Stored data =
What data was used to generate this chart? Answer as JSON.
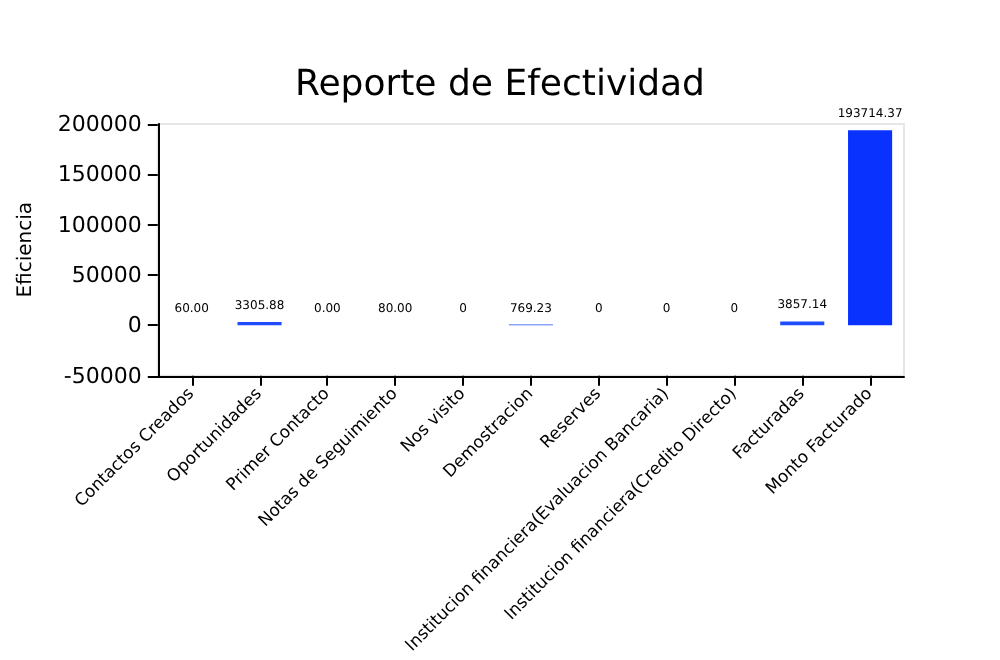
{
  "chart_data": {
    "type": "bar",
    "title": "Reporte de Efectividad",
    "ylabel": "Eficiencia",
    "categories": [
      "Contactos Creados",
      "Oportunidades",
      "Primer Contacto",
      "Notas de Seguimiento",
      "Nos visito",
      "Demostracion",
      "Reserves",
      "Institucion financiera(Evaluacion Bancaria)",
      "Institucion financiera(Credito Directo)",
      "Facturadas",
      "Monto Facturado"
    ],
    "values": [
      60,
      3305.88,
      0,
      80,
      0,
      769.23,
      0,
      0,
      0,
      3857.14,
      193714.37
    ],
    "colors": [
      "#ffff00",
      "#1f4cff",
      "#ff2020",
      "#66ff33",
      "#ff2020",
      "#1f4cff",
      "#ff2020",
      "#ff2020",
      "#ff2020",
      "#1f4cff",
      "#0a32ff"
    ],
    "value_labels": [
      "60.00",
      "3305.88",
      "0.00",
      "80.00",
      "0",
      "769.23",
      "0",
      "0",
      "0",
      "3857.14",
      "193714.37"
    ],
    "ylim": [
      -50000,
      200000
    ],
    "yticks": [
      -50000,
      0,
      50000,
      100000,
      150000,
      200000
    ],
    "grid": false
  }
}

Task goal =
Every record gets retyped exactly; no picture goes into the copy.

Solution for this task =
What data was used to generate this chart? Answer as JSON.
{
  "chart_data": {
    "type": "bar",
    "title": "Reporte de Efectividad",
    "ylabel": "Eficiencia",
    "categories": [
      "Contactos Creados",
      "Oportunidades",
      "Primer Contacto",
      "Notas de Seguimiento",
      "Nos visito",
      "Demostracion",
      "Reserves",
      "Institucion financiera(Evaluacion Bancaria)",
      "Institucion financiera(Credito Directo)",
      "Facturadas",
      "Monto Facturado"
    ],
    "values": [
      60,
      3305.88,
      0,
      80,
      0,
      769.23,
      0,
      0,
      0,
      3857.14,
      193714.37
    ],
    "colors": [
      "#ffff00",
      "#1f4cff",
      "#ff2020",
      "#66ff33",
      "#ff2020",
      "#1f4cff",
      "#ff2020",
      "#ff2020",
      "#ff2020",
      "#1f4cff",
      "#0a32ff"
    ],
    "value_labels": [
      "60.00",
      "3305.88",
      "0.00",
      "80.00",
      "0",
      "769.23",
      "0",
      "0",
      "0",
      "3857.14",
      "193714.37"
    ],
    "ylim": [
      -50000,
      200000
    ],
    "yticks": [
      -50000,
      0,
      50000,
      100000,
      150000,
      200000
    ],
    "grid": false
  }
}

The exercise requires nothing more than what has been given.